== WHAT THE TASK ASKS ==
Quote all of the data exactly as given. Skip every picture it contains.

Stored items from a collection:

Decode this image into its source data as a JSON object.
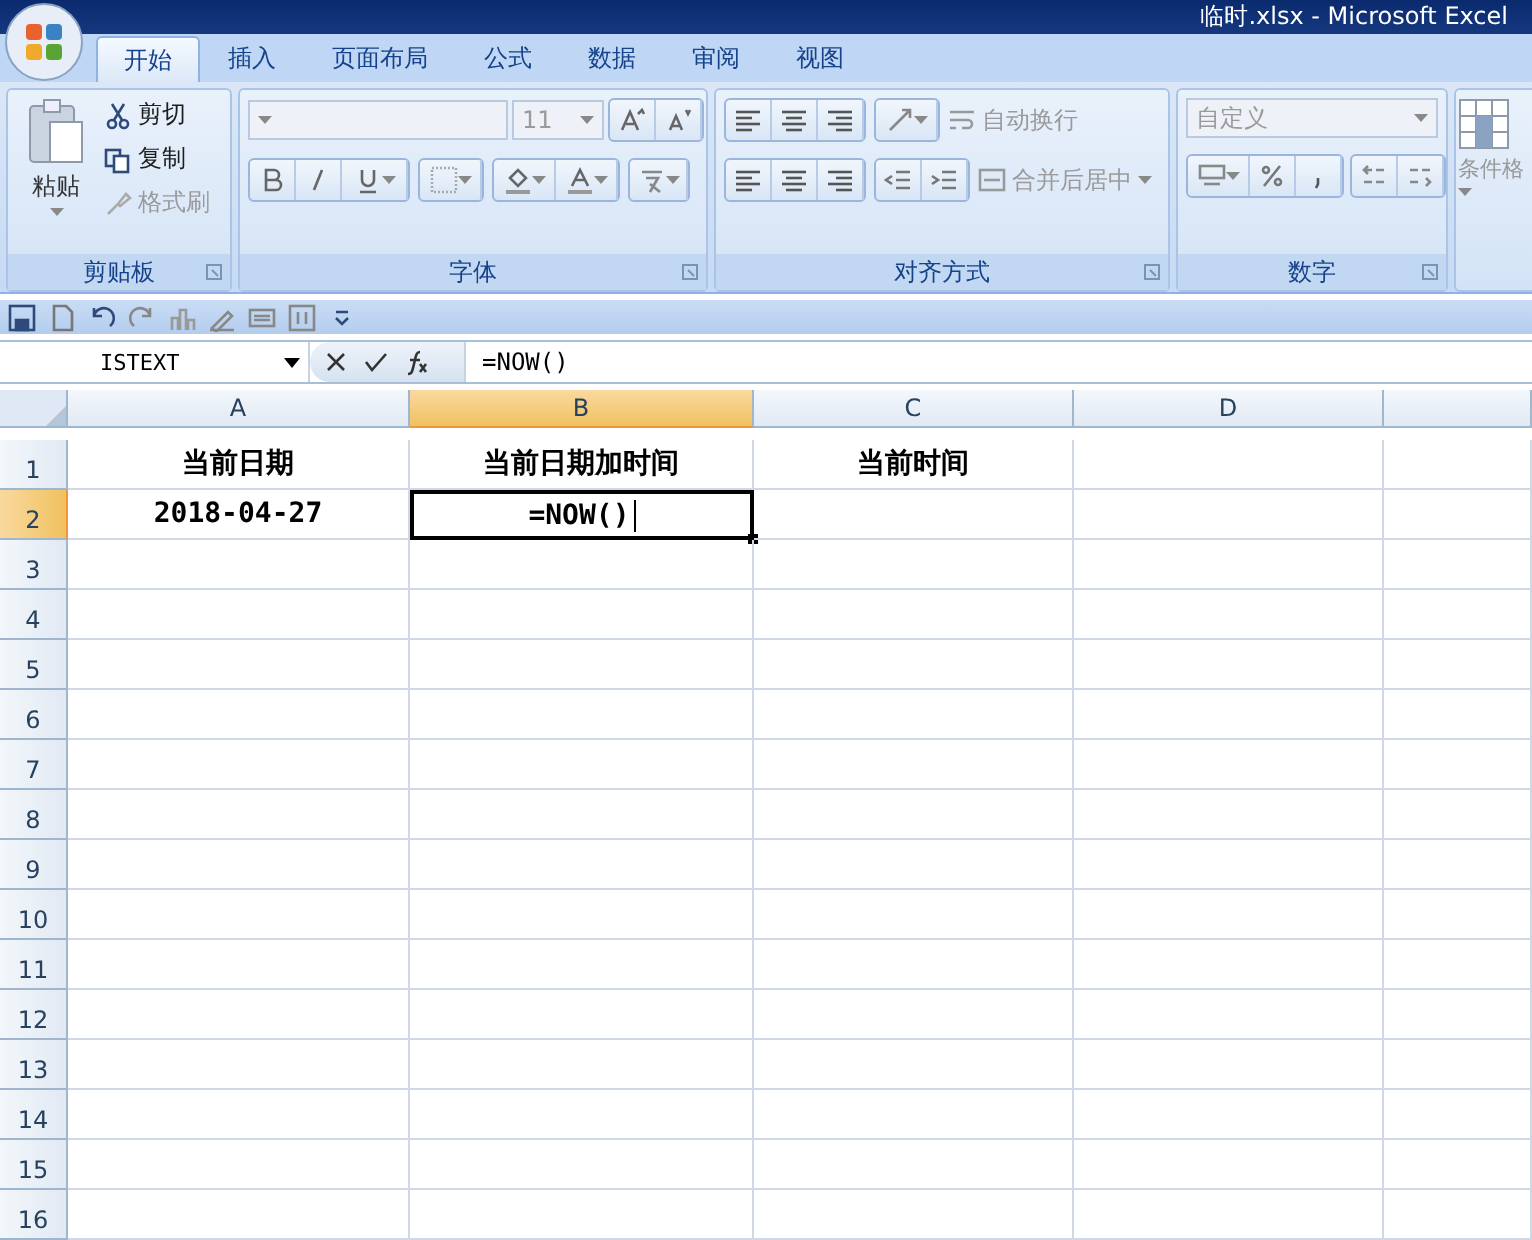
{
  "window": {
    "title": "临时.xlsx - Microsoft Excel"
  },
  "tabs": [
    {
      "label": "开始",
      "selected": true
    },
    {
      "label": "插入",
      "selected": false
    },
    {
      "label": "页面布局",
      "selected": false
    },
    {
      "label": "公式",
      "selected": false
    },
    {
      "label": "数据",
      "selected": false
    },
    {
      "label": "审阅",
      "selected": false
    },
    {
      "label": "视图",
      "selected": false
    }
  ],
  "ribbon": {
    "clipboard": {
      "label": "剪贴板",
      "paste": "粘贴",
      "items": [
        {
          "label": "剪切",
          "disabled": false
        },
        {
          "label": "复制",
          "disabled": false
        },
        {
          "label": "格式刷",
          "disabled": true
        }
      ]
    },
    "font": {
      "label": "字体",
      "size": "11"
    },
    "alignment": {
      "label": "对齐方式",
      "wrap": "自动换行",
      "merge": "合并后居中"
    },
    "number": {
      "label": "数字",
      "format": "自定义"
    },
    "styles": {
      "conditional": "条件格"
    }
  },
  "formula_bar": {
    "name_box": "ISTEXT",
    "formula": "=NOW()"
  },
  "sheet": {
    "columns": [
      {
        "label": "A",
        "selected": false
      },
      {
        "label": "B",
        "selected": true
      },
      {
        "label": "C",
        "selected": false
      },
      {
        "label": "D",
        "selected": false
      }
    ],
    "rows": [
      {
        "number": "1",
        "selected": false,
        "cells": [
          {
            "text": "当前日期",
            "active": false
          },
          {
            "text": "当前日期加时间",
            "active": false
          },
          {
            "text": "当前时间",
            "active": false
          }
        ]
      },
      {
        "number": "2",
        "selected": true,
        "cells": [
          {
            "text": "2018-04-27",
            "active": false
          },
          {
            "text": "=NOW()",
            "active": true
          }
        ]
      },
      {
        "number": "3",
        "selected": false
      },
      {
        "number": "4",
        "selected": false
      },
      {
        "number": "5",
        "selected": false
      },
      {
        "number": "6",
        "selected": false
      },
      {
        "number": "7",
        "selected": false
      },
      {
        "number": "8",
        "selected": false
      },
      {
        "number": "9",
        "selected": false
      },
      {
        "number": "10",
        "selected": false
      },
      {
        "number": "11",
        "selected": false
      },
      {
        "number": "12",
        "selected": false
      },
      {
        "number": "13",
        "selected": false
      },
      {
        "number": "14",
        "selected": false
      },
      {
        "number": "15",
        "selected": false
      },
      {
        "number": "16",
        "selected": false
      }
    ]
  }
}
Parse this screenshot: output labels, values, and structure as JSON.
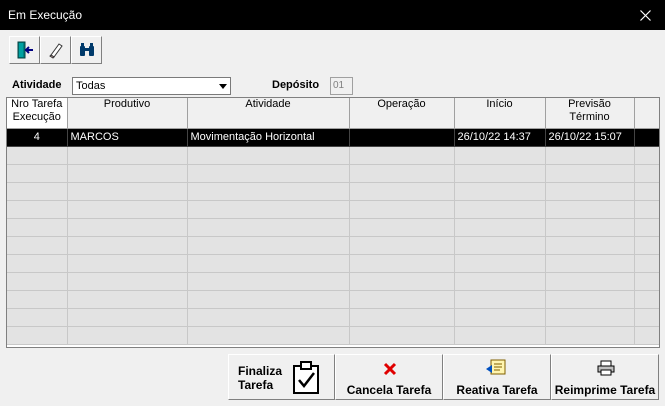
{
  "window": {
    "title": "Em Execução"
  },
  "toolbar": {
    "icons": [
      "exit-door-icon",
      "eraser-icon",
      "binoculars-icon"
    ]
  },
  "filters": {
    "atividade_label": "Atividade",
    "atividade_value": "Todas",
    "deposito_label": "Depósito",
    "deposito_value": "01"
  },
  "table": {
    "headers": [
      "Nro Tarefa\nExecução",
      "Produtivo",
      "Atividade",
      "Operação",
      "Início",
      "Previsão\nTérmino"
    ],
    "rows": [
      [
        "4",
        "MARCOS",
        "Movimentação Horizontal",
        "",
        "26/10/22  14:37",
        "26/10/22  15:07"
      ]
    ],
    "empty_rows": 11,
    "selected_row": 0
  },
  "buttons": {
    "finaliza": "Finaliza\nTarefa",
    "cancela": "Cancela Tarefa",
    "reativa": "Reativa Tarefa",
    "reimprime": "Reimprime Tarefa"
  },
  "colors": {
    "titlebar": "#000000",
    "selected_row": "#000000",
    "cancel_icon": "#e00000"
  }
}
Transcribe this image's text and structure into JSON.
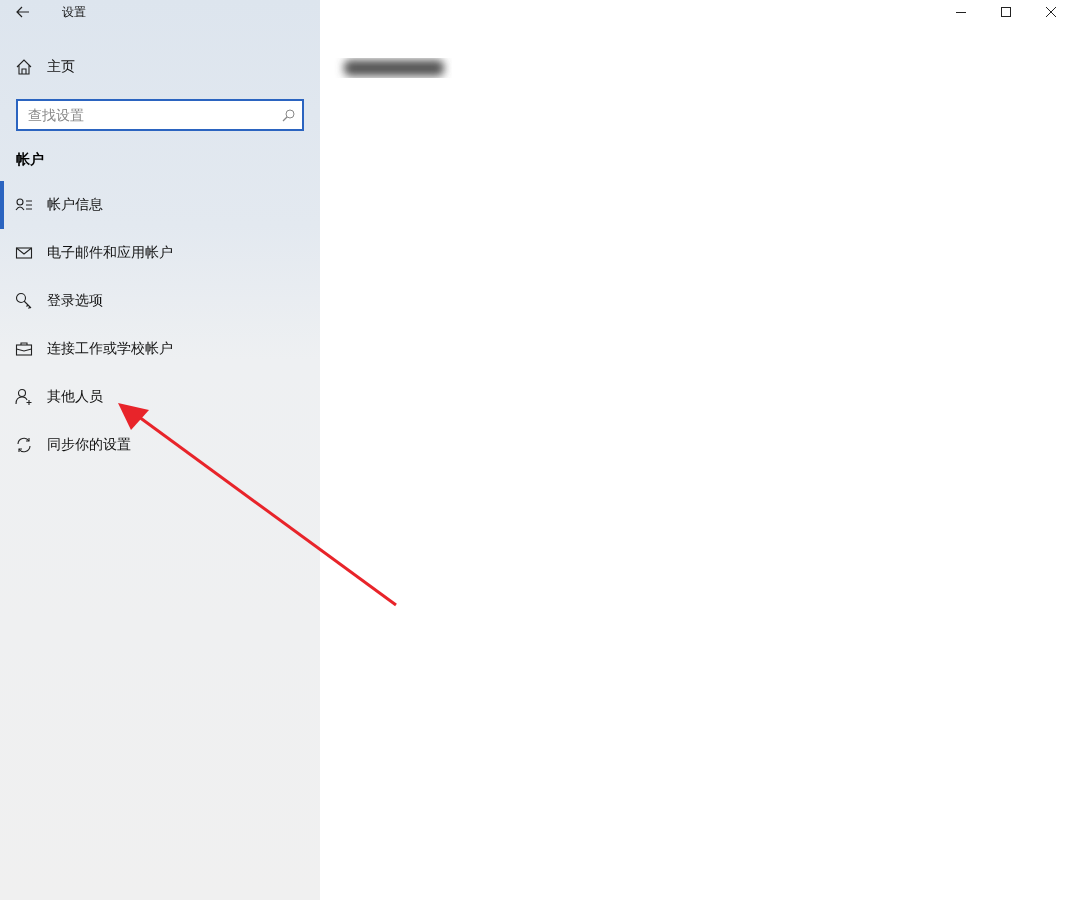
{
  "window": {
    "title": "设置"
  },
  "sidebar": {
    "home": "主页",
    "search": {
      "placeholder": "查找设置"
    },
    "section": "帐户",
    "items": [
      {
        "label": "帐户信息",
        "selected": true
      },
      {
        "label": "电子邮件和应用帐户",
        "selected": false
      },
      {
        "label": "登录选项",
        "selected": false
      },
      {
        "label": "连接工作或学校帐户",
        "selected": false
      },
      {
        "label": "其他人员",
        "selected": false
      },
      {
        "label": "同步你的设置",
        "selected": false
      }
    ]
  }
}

== TASK RESULT ==
Decode this image into its source data as a JSON object.
{
  "window": {
    "title": "临时.xlsx - Microsoft Excel"
  },
  "tabs": [
    {
      "label": "开始",
      "selected": true
    },
    {
      "label": "插入",
      "selected": false
    },
    {
      "label": "页面布局",
      "selected": false
    },
    {
      "label": "公式",
      "selected": false
    },
    {
      "label": "数据",
      "selected": false
    },
    {
      "label": "审阅",
      "selected": false
    },
    {
      "label": "视图",
      "selected": false
    }
  ],
  "ribbon": {
    "clipboard": {
      "label": "剪贴板",
      "paste": "粘贴",
      "items": [
        {
          "label": "剪切",
          "disabled": false
        },
        {
          "label": "复制",
          "disabled": false
        },
        {
          "label": "格式刷",
          "disabled": true
        }
      ]
    },
    "font": {
      "label": "字体",
      "size": "11"
    },
    "alignment": {
      "label": "对齐方式",
      "wrap": "自动换行",
      "merge": "合并后居中"
    },
    "number": {
      "label": "数字",
      "format": "自定义"
    },
    "styles": {
      "conditional": "条件格"
    }
  },
  "formula_bar": {
    "name_box": "ISTEXT",
    "formula": "=NOW()"
  },
  "sheet": {
    "columns": [
      {
        "label": "A",
        "selected": false
      },
      {
        "label": "B",
        "selected": true
      },
      {
        "label": "C",
        "selected": false
      },
      {
        "label": "D",
        "selected": false
      }
    ],
    "rows": [
      {
        "number": "1",
        "selected": false,
        "cells": [
          {
            "text": "当前日期",
            "active": false
          },
          {
            "text": "当前日期加时间",
            "active": false
          },
          {
            "text": "当前时间",
            "active": false
          }
        ]
      },
      {
        "number": "2",
        "selected": true,
        "cells": [
          {
            "text": "2018-04-27",
            "active": false
          },
          {
            "text": "=NOW()",
            "active": true
          }
        ]
      },
      {
        "number": "3",
        "selected": false
      },
      {
        "number": "4",
        "selected": false
      },
      {
        "number": "5",
        "selected": false
      },
      {
        "number": "6",
        "selected": false
      },
      {
        "number": "7",
        "selected": false
      },
      {
        "number": "8",
        "selected": false
      },
      {
        "number": "9",
        "selected": false
      },
      {
        "number": "10",
        "selected": false
      },
      {
        "number": "11",
        "selected": false
      },
      {
        "number": "12",
        "selected": false
      },
      {
        "number": "13",
        "selected": false
      },
      {
        "number": "14",
        "selected": false
      },
      {
        "number": "15",
        "selected": false
      },
      {
        "number": "16",
        "selected": false
      }
    ]
  }
}
Parse this screenshot: output labels, values, and structure as JSON.
{
  "window": {
    "title": "Em Execução"
  },
  "toolbar": {
    "icons": [
      "exit-door-icon",
      "eraser-icon",
      "binoculars-icon"
    ]
  },
  "filters": {
    "atividade_label": "Atividade",
    "atividade_value": "Todas",
    "deposito_label": "Depósito",
    "deposito_value": "01"
  },
  "table": {
    "headers": [
      "Nro Tarefa\nExecução",
      "Produtivo",
      "Atividade",
      "Operação",
      "Início",
      "Previsão\nTérmino"
    ],
    "rows": [
      [
        "4",
        "MARCOS",
        "Movimentação Horizontal",
        "",
        "26/10/22  14:37",
        "26/10/22  15:07"
      ]
    ],
    "empty_rows": 11,
    "selected_row": 0
  },
  "buttons": {
    "finaliza": "Finaliza\nTarefa",
    "cancela": "Cancela Tarefa",
    "reativa": "Reativa Tarefa",
    "reimprime": "Reimprime Tarefa"
  },
  "colors": {
    "titlebar": "#000000",
    "selected_row": "#000000",
    "cancel_icon": "#e00000"
  }
}
Transcribe this image's text and structure into JSON.
{
  "window": {
    "title": "设置"
  },
  "sidebar": {
    "home": "主页",
    "search": {
      "placeholder": "查找设置"
    },
    "section": "帐户",
    "items": [
      {
        "label": "帐户信息",
        "selected": true
      },
      {
        "label": "电子邮件和应用帐户",
        "selected": false
      },
      {
        "label": "登录选项",
        "selected": false
      },
      {
        "label": "连接工作或学校帐户",
        "selected": false
      },
      {
        "label": "其他人员",
        "selected": false
      },
      {
        "label": "同步你的设置",
        "selected": false
      }
    ]
  }
}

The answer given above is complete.